### Aim of the task
Would you put all of the entries below into a numbered list, leaving out any blank lines?

### Data to process

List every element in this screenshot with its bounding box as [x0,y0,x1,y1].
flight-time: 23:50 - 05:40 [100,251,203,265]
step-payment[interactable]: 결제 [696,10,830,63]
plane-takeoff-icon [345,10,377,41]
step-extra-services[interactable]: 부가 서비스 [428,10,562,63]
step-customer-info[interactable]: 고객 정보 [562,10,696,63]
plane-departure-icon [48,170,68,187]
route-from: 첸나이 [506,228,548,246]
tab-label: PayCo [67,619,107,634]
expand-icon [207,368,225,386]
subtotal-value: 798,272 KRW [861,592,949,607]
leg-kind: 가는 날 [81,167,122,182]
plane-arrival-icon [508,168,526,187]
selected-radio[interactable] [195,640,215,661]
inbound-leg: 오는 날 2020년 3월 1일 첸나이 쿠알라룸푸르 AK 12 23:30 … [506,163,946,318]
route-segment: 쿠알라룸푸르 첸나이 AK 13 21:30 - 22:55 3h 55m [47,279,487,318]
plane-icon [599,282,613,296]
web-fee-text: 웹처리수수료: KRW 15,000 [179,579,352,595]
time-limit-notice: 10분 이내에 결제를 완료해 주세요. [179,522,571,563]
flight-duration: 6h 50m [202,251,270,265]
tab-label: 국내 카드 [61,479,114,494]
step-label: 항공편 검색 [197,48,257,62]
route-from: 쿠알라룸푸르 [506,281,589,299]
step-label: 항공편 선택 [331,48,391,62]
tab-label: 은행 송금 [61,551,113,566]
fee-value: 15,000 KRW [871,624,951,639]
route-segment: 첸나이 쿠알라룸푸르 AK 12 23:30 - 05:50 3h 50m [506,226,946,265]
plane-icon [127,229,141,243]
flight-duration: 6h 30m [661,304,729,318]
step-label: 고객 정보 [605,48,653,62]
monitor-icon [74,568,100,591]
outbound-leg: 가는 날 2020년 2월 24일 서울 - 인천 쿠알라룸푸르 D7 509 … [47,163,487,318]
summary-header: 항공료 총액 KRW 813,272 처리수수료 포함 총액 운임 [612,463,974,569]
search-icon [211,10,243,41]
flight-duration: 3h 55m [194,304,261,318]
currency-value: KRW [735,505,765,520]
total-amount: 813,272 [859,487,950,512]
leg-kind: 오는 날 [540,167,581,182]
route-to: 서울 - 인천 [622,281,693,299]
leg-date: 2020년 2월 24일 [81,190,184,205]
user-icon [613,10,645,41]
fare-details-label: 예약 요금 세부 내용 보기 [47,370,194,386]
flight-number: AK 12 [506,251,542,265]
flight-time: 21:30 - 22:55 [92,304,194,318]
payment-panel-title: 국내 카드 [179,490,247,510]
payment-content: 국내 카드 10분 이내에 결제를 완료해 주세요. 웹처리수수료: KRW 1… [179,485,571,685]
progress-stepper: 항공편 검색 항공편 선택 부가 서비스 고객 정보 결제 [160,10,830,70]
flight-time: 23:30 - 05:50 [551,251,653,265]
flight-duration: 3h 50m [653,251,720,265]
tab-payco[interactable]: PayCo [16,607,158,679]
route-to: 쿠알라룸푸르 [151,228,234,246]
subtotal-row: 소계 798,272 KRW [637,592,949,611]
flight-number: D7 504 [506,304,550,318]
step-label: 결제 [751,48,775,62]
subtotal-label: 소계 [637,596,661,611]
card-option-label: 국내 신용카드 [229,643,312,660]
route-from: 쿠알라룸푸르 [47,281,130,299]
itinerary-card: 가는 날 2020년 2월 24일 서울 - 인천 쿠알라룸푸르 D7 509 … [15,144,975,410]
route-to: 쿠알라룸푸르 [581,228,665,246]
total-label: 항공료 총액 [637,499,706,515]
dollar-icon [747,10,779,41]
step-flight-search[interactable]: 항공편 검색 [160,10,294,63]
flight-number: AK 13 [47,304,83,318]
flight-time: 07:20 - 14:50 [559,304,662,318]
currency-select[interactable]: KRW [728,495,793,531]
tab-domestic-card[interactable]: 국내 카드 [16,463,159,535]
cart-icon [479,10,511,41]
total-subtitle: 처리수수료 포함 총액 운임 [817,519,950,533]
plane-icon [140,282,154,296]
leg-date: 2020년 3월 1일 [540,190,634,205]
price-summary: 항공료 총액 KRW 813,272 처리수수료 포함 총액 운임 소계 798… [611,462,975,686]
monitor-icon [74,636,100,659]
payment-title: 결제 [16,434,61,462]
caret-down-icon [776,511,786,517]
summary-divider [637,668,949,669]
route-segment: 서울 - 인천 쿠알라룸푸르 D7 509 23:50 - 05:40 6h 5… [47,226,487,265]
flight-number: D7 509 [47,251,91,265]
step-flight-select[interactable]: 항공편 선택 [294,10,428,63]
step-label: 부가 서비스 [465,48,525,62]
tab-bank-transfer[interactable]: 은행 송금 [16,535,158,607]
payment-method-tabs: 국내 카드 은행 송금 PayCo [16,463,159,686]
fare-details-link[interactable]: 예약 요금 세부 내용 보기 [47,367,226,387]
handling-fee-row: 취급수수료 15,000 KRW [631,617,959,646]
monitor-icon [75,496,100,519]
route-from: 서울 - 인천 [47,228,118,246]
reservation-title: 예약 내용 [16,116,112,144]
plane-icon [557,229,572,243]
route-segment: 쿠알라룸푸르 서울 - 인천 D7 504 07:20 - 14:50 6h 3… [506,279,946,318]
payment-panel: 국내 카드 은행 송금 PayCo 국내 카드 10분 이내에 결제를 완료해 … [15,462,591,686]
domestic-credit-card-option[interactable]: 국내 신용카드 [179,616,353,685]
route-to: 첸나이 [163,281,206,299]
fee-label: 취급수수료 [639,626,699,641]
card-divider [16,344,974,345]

### Exercise output
1. List every element in this screenshot with its bounding box as [x0,y0,x1,y1].
2. flight-time: 23:50 - 05:40 [100,251,203,265]
3. step-payment[interactable]: 결제 [696,10,830,63]
4. plane-takeoff-icon [345,10,377,41]
5. step-extra-services[interactable]: 부가 서비스 [428,10,562,63]
6. step-customer-info[interactable]: 고객 정보 [562,10,696,63]
7. plane-departure-icon [48,170,68,187]
8. route-from: 첸나이 [506,228,548,246]
9. tab-label: PayCo [67,619,107,634]
10. expand-icon [207,368,225,386]
11. subtotal-value: 798,272 KRW [861,592,949,607]
12. leg-kind: 가는 날 [81,167,122,182]
13. plane-arrival-icon [508,168,526,187]
14. selected-radio[interactable] [195,640,215,661]
15. inbound-leg: 오는 날 2020년 3월 1일 첸나이 쿠알라룸푸르 AK 12 23:30 … [506,163,946,318]
16. route-segment: 쿠알라룸푸르 첸나이 AK 13 21:30 - 22:55 3h 55m [47,279,487,318]
17. plane-icon [599,282,613,296]
18. web-fee-text: 웹처리수수료: KRW 15,000 [179,579,352,595]
19. time-limit-notice: 10분 이내에 결제를 완료해 주세요. [179,522,571,563]
20. flight-duration: 6h 50m [202,251,270,265]
21. tab-label: 국내 카드 [61,479,114,494]
22. step-label: 항공편 검색 [197,48,257,62]
23. route-from: 쿠알라룸푸르 [506,281,589,299]
24. step-label: 항공편 선택 [331,48,391,62]
25. tab-label: 은행 송금 [61,551,113,566]
26. fee-value: 15,000 KRW [871,624,951,639]
27. route-segment: 첸나이 쿠알라룸푸르 AK 12 23:30 - 05:50 3h 50m [506,226,946,265]
28. plane-icon [127,229,141,243]
29. flight-duration: 6h 30m [661,304,729,318]
30. step-label: 고객 정보 [605,48,653,62]
31. monitor-icon [74,568,100,591]
32. outbound-leg: 가는 날 2020년 2월 24일 서울 - 인천 쿠알라룸푸르 D7 509 … [47,163,487,318]
33. summary-header: 항공료 총액 KRW 813,272 처리수수료 포함 총액 운임 [612,463,974,569]
34. search-icon [211,10,243,41]
35. flight-duration: 3h 55m [194,304,261,318]
36. currency-value: KRW [735,505,765,520]
37. total-amount: 813,272 [859,487,950,512]
38. leg-kind: 오는 날 [540,167,581,182]
39. route-to: 서울 - 인천 [622,281,693,299]
40. leg-date: 2020년 2월 24일 [81,190,184,205]
41. user-icon [613,10,645,41]
42. fare-details-label: 예약 요금 세부 내용 보기 [47,370,194,386]
43. flight-number: AK 12 [506,251,542,265]
44. flight-time: 21:30 - 22:55 [92,304,194,318]
45. payment-panel-title: 국내 카드 [179,490,247,510]
46. payment-content: 국내 카드 10분 이내에 결제를 완료해 주세요. 웹처리수수료: KRW 1… [179,485,571,685]
47. progress-stepper: 항공편 검색 항공편 선택 부가 서비스 고객 정보 결제 [160,10,830,70]
48. flight-time: 23:30 - 05:50 [551,251,653,265]
49. flight-duration: 3h 50m [653,251,720,265]
50. tab-payco[interactable]: PayCo [16,607,158,679]
51. route-to: 쿠알라룸푸르 [151,228,234,246]
52. subtotal-row: 소계 798,272 KRW [637,592,949,611]
53. flight-number: D7 504 [506,304,550,318]
54. step-label: 결제 [751,48,775,62]
55. subtotal-label: 소계 [637,596,661,611]
56. card-option-label: 국내 신용카드 [229,643,312,660]
57. route-from: 쿠알라룸푸르 [47,281,130,299]
58. itinerary-card: 가는 날 2020년 2월 24일 서울 - 인천 쿠알라룸푸르 D7 509 … [15,144,975,410]
59. route-to: 쿠알라룸푸르 [581,228,665,246]
60. total-label: 항공료 총액 [637,499,706,515]
61. dollar-icon [747,10,779,41]
62. step-flight-search[interactable]: 항공편 검색 [160,10,294,63]
63. flight-number: AK 13 [47,304,83,318]
64. flight-time: 07:20 - 14:50 [559,304,662,318]
65. currency-select[interactable]: KRW [728,495,793,531]
66. tab-domestic-card[interactable]: 국내 카드 [16,463,159,535]
67. cart-icon [479,10,511,41]
68. total-subtitle: 처리수수료 포함 총액 운임 [817,519,950,533]
69. plane-icon [140,282,154,296]
70. leg-date: 2020년 3월 1일 [540,190,634,205]
71. price-summary: 항공료 총액 KRW 813,272 처리수수료 포함 총액 운임 소계 798… [611,462,975,686]
72. monitor-icon [74,636,100,659]
73. payment-title: 결제 [16,434,61,462]
74. caret-down-icon [776,511,786,517]
75. summary-divider [637,668,949,669]
76. route-segment: 서울 - 인천 쿠알라룸푸르 D7 509 23:50 - 05:40 6h 5… [47,226,487,265]
77. flight-number: D7 509 [47,251,91,265]
78. step-flight-select[interactable]: 항공편 선택 [294,10,428,63]
79. step-label: 부가 서비스 [465,48,525,62]
80. tab-bank-transfer[interactable]: 은행 송금 [16,535,158,607]
81. payment-method-tabs: 국내 카드 은행 송금 PayCo [16,463,159,686]
82. fare-details-link[interactable]: 예약 요금 세부 내용 보기 [47,367,226,387]
83. handling-fee-row: 취급수수료 15,000 KRW [631,617,959,646]
84. monitor-icon [75,496,100,519]
85. route-from: 서울 - 인천 [47,228,118,246]
86. reservation-title: 예약 내용 [16,116,112,144]
87. plane-icon [557,229,572,243]
88. route-segment: 쿠알라룸푸르 서울 - 인천 D7 504 07:20 - 14:50 6h 3… [506,279,946,318]
89. payment-panel: 국내 카드 은행 송금 PayCo 국내 카드 10분 이내에 결제를 완료해 … [15,462,591,686]
90. domestic-credit-card-option[interactable]: 국내 신용카드 [179,616,353,685]
91. route-to: 첸나이 [163,281,206,299]
92. fee-label: 취급수수료 [639,626,699,641]
93. card-divider [16,344,974,345]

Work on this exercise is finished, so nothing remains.